> Information supplied:
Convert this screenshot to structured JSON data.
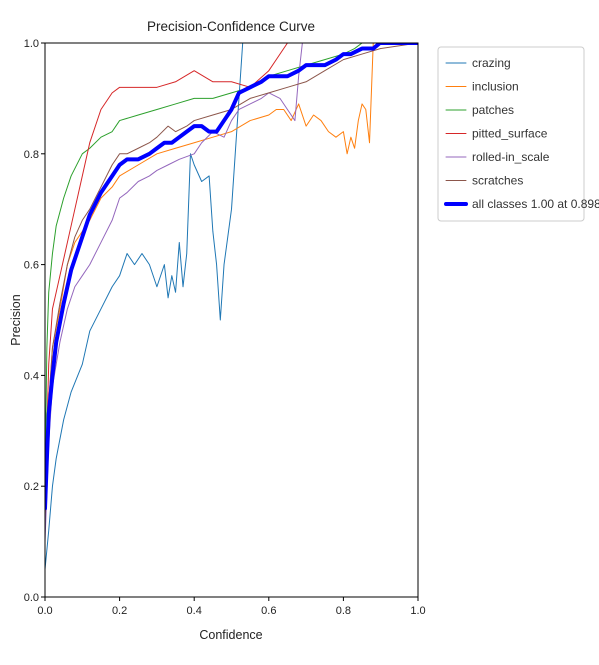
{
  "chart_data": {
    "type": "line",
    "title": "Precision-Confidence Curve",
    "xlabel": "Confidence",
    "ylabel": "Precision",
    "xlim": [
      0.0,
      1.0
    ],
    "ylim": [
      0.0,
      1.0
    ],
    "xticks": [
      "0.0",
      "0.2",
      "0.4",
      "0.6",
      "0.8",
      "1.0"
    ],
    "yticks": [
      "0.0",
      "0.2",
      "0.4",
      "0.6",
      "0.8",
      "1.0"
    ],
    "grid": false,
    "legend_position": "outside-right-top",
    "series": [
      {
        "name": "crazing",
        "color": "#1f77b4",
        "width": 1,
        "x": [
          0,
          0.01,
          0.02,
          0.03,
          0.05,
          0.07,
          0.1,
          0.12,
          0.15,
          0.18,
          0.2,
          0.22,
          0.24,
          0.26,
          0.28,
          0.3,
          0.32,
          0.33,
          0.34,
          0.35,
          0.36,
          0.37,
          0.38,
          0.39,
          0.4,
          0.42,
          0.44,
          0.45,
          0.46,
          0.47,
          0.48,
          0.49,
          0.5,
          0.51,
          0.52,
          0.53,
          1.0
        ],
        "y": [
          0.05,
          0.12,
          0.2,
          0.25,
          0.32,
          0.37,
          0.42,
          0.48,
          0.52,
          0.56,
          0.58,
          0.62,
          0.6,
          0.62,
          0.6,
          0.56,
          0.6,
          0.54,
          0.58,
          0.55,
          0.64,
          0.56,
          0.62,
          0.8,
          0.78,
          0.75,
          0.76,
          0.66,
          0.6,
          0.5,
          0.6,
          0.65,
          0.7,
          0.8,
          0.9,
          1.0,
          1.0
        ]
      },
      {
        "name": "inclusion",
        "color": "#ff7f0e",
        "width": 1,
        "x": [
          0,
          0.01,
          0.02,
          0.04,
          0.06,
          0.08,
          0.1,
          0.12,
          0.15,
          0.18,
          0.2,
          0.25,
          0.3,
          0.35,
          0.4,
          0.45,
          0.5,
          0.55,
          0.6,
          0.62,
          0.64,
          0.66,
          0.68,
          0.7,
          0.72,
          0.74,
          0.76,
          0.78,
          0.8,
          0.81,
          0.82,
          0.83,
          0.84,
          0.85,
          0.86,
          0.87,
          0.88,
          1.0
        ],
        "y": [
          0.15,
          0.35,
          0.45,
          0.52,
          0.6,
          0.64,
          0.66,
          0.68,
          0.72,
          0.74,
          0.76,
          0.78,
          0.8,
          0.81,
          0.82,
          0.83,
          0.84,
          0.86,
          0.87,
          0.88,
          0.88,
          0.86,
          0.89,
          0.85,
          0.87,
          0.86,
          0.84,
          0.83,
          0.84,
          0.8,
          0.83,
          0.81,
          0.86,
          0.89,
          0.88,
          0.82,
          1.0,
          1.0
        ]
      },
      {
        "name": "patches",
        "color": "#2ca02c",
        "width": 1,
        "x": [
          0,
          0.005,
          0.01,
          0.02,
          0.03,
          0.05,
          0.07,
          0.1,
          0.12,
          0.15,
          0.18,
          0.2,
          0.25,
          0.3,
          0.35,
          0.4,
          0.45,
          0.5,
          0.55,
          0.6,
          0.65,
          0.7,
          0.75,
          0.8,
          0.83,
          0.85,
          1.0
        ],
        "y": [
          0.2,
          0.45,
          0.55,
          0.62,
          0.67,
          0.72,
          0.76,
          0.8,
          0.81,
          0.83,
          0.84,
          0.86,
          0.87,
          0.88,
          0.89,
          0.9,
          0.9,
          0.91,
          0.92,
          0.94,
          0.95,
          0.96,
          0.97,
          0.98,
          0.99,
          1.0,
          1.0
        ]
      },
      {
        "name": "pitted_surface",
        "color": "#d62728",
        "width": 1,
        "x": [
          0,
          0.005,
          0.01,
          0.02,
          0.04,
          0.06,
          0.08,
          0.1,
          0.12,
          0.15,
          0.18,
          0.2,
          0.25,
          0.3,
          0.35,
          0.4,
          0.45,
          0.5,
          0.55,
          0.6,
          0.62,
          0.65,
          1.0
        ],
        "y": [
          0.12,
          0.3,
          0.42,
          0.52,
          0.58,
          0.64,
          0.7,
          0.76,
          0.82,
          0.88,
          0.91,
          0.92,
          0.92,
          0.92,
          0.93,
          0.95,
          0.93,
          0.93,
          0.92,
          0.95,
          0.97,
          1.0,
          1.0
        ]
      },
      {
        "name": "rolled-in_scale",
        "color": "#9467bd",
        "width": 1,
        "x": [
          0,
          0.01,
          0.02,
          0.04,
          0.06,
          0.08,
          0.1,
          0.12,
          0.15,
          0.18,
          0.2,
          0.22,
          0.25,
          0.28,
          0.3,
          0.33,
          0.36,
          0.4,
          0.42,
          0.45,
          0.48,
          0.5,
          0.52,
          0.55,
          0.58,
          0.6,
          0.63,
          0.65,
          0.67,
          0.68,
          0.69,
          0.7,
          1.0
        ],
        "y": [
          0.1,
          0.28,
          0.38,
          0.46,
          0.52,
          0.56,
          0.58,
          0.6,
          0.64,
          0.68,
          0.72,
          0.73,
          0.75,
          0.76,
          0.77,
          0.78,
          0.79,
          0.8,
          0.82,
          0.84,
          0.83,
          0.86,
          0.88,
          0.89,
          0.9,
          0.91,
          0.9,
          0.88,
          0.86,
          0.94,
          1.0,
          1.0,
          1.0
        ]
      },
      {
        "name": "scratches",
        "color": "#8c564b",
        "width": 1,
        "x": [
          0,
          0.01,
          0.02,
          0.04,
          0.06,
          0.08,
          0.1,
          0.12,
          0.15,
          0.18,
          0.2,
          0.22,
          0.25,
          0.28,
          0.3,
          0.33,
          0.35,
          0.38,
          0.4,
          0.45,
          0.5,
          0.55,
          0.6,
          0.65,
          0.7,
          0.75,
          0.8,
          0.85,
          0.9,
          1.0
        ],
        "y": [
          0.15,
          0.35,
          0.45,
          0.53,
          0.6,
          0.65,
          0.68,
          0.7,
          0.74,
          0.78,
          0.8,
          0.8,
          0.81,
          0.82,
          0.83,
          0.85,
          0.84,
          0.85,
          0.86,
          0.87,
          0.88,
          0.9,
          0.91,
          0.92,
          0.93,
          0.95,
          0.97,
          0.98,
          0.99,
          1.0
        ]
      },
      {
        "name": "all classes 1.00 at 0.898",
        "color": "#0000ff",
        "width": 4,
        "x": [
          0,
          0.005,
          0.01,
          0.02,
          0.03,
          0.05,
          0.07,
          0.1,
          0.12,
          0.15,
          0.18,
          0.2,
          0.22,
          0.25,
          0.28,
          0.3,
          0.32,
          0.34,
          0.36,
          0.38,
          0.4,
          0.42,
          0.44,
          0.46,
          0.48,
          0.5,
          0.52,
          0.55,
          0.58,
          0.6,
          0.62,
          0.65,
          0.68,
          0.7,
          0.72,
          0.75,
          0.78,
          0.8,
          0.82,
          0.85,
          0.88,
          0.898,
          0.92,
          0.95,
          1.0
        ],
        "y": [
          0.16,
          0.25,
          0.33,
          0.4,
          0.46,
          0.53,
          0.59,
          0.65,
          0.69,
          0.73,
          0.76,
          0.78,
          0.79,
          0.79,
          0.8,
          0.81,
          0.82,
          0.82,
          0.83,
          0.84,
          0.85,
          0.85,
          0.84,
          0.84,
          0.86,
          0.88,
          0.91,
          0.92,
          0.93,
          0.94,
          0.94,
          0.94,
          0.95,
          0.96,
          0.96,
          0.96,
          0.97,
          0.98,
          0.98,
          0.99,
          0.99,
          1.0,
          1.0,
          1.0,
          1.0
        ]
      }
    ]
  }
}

> What the task asks: Tally the lines of the data that hold the string "color". Answer with the number and nothing more.

> Response below: 7